Here are records with pictures in them. Copy all of them exactly and leave the pictures out.
==== Material to process
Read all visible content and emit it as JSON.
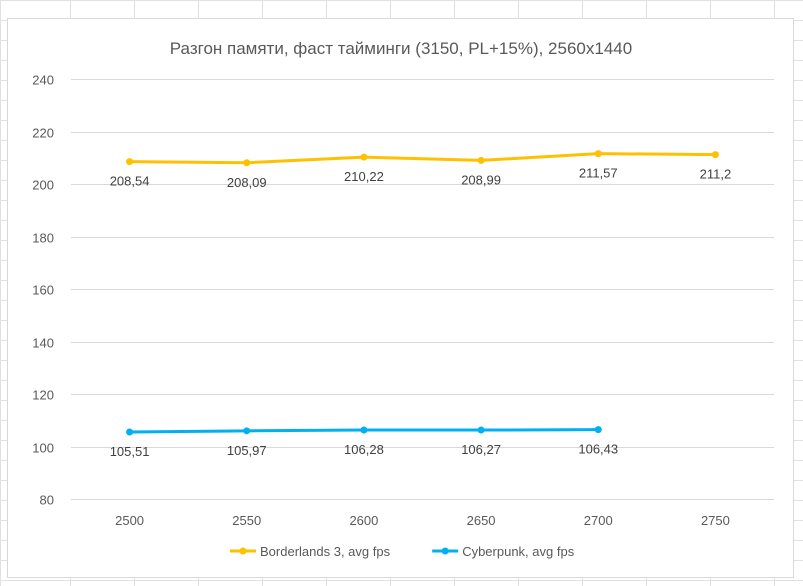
{
  "chart_data": {
    "type": "line",
    "title": "Разгон памяти, фаст тайминги (3150, PL+15%), 2560x1440",
    "xlabel": "",
    "ylabel": "",
    "categories": [
      "2500",
      "2550",
      "2600",
      "2650",
      "2700",
      "2750"
    ],
    "ylim": [
      80,
      240
    ],
    "yticks": [
      80,
      100,
      120,
      140,
      160,
      180,
      200,
      220,
      240
    ],
    "grid": true,
    "legend_position": "bottom",
    "series": [
      {
        "name": "Borderlands 3, avg fps",
        "color": "#FFC000",
        "values": [
          208.54,
          208.09,
          210.22,
          208.99,
          211.57,
          211.2
        ],
        "labels": [
          "208,54",
          "208,09",
          "210,22",
          "208,99",
          "211,57",
          "211,2"
        ]
      },
      {
        "name": "Cyberpunk, avg fps",
        "color": "#00B0F0",
        "values": [
          105.51,
          105.97,
          106.28,
          106.27,
          106.43,
          null
        ],
        "labels": [
          "105,51",
          "105,97",
          "106,28",
          "106,27",
          "106,43",
          null
        ]
      }
    ]
  }
}
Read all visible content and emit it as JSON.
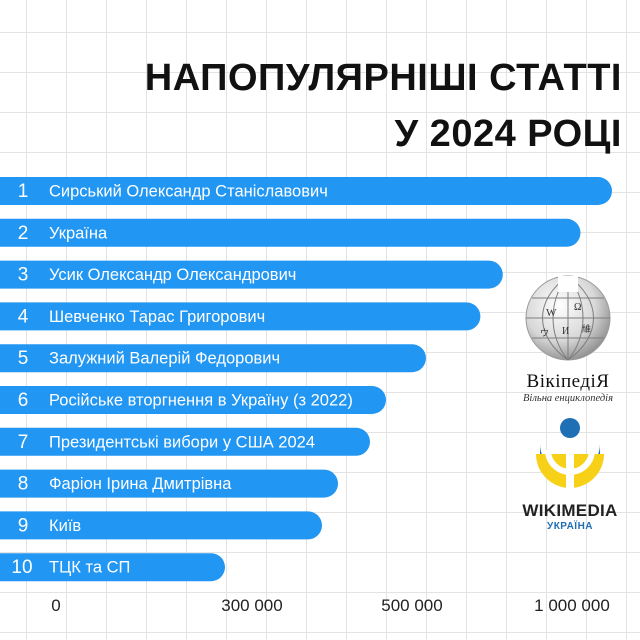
========
The completed task:
Read all visible content and emit it as JSON.
{
  "chart_data": {
    "type": "line",
    "title": "Разгон памяти, фаст тайминги (3150, PL+15%), 2560x1440",
    "xlabel": "",
    "ylabel": "",
    "categories": [
      "2500",
      "2550",
      "2600",
      "2650",
      "2700",
      "2750"
    ],
    "ylim": [
      80,
      240
    ],
    "yticks": [
      80,
      100,
      120,
      140,
      160,
      180,
      200,
      220,
      240
    ],
    "grid": true,
    "legend_position": "bottom",
    "series": [
      {
        "name": "Borderlands 3, avg fps",
        "color": "#FFC000",
        "values": [
          208.54,
          208.09,
          210.22,
          208.99,
          211.57,
          211.2
        ],
        "labels": [
          "208,54",
          "208,09",
          "210,22",
          "208,99",
          "211,57",
          "211,2"
        ]
      },
      {
        "name": "Cyberpunk, avg fps",
        "color": "#00B0F0",
        "values": [
          105.51,
          105.97,
          106.28,
          106.27,
          106.43,
          null
        ],
        "labels": [
          "105,51",
          "105,97",
          "106,28",
          "106,27",
          "106,43",
          null
        ]
      }
    ]
  }
}
Read all visible content and emit it as JSON.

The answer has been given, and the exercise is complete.